▶ [Instruction] Read through the data and count the lines that contain the string "color"; give only the result.
>> Start Information provided
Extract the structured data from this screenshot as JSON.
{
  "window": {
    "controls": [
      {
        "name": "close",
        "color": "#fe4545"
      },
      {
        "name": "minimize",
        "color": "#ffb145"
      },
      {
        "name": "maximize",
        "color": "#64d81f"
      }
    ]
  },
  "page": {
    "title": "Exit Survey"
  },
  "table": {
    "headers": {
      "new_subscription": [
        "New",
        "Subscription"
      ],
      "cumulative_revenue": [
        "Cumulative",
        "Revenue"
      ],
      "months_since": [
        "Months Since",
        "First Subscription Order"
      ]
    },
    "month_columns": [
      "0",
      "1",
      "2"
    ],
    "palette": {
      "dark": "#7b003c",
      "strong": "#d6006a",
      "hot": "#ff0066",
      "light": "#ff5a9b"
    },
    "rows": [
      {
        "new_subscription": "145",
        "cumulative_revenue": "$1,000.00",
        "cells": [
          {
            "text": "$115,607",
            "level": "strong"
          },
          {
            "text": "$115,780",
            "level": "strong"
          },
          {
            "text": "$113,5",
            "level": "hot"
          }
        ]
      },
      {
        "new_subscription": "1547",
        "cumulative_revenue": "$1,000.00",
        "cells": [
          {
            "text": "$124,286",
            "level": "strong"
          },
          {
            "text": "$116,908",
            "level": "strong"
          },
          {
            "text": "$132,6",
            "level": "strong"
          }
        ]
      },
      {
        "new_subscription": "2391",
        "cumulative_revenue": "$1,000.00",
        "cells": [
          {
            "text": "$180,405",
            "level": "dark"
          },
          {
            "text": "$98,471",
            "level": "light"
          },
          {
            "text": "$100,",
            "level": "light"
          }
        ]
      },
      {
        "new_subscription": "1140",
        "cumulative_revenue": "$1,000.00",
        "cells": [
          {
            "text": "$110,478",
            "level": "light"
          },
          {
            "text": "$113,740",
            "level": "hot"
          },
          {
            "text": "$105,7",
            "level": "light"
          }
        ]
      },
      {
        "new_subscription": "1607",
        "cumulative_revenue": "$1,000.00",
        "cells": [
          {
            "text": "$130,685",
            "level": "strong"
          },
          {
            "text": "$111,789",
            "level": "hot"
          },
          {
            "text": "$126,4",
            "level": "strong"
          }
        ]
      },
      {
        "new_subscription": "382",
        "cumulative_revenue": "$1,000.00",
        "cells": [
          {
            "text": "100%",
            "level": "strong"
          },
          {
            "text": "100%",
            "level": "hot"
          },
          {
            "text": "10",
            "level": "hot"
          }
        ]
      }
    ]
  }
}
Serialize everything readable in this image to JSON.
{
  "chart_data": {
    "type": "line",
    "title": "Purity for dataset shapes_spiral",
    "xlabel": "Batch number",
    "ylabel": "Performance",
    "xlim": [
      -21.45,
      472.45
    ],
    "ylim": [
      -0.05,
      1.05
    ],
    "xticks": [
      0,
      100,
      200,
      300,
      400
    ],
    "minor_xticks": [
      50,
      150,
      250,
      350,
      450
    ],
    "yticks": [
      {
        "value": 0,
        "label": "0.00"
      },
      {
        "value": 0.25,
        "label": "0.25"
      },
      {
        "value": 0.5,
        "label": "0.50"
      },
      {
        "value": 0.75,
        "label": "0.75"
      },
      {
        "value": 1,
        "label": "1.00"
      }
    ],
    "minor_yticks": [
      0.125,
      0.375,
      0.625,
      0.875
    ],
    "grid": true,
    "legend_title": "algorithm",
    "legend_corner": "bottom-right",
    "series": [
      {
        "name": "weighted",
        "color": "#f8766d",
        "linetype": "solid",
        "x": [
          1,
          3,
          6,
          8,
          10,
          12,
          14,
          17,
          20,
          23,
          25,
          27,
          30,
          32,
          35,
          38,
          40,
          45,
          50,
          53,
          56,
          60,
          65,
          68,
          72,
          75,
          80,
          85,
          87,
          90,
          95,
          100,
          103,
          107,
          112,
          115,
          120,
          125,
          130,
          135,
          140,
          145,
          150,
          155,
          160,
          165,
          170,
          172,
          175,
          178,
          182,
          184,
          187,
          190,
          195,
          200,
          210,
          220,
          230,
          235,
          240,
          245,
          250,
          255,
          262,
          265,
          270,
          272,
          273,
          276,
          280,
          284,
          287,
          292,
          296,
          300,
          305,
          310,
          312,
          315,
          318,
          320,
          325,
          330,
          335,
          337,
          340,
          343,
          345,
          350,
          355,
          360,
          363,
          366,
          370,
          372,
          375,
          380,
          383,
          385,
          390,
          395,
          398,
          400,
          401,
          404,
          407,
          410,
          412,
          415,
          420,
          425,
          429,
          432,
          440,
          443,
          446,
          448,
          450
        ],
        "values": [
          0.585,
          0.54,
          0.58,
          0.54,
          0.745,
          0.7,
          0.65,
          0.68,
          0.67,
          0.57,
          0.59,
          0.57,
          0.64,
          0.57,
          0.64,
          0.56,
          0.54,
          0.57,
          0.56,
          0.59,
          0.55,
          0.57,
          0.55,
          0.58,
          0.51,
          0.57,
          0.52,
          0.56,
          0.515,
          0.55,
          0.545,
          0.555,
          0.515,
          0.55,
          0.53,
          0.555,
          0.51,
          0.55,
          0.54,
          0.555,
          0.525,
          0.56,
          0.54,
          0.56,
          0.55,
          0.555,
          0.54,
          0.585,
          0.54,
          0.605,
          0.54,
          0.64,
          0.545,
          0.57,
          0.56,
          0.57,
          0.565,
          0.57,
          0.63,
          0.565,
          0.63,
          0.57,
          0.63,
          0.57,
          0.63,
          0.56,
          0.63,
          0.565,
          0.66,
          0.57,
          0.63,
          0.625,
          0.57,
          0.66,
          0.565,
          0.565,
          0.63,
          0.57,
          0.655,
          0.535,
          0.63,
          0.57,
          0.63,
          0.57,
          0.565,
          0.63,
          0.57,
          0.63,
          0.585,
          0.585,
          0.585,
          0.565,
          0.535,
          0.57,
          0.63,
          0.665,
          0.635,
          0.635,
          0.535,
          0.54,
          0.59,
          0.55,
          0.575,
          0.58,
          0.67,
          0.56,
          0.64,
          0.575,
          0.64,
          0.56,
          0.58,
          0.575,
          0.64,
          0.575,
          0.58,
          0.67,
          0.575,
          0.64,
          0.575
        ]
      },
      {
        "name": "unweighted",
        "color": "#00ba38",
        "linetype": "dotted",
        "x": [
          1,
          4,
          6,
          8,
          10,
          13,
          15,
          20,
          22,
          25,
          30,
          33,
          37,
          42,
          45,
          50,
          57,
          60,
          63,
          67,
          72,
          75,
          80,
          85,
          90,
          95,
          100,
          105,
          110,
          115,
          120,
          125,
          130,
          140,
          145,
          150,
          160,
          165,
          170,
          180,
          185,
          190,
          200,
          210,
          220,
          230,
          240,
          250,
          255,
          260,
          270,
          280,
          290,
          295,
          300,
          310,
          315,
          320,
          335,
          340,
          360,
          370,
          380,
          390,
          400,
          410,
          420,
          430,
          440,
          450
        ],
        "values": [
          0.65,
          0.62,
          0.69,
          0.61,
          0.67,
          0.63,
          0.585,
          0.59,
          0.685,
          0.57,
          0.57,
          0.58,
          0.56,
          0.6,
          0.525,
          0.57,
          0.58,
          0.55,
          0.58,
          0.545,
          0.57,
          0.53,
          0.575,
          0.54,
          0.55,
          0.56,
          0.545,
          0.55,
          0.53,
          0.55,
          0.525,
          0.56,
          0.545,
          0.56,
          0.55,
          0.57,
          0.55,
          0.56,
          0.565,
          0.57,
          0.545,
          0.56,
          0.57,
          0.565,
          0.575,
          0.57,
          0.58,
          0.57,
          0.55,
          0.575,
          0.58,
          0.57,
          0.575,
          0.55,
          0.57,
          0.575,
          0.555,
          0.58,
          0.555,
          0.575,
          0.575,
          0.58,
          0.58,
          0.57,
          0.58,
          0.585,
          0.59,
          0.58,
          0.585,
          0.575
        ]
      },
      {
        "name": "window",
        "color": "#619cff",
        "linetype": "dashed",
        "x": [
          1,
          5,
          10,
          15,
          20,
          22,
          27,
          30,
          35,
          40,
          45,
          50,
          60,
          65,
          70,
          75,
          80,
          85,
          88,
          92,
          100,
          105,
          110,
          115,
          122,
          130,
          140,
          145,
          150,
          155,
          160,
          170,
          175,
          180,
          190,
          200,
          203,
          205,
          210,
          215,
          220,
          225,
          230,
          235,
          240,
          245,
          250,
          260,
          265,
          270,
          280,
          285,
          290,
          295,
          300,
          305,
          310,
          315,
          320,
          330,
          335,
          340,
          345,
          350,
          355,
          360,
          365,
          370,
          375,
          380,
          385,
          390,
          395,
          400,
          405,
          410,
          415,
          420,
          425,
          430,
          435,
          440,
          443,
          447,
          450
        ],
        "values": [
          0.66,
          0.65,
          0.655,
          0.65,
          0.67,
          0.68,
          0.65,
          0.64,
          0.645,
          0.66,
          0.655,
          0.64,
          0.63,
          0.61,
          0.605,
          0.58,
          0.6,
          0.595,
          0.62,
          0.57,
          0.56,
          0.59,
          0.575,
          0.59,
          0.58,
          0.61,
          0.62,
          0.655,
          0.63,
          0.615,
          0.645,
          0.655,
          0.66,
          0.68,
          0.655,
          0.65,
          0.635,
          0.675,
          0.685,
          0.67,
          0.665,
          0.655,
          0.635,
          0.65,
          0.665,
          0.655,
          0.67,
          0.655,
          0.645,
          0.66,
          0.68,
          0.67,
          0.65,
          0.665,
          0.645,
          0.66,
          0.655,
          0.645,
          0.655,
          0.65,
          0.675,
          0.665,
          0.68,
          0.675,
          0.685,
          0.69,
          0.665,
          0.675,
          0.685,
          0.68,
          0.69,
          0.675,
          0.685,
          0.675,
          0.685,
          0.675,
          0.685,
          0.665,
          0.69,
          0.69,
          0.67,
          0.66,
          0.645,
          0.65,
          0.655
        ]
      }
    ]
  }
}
>> End Information provided
▶ [Task solution] 6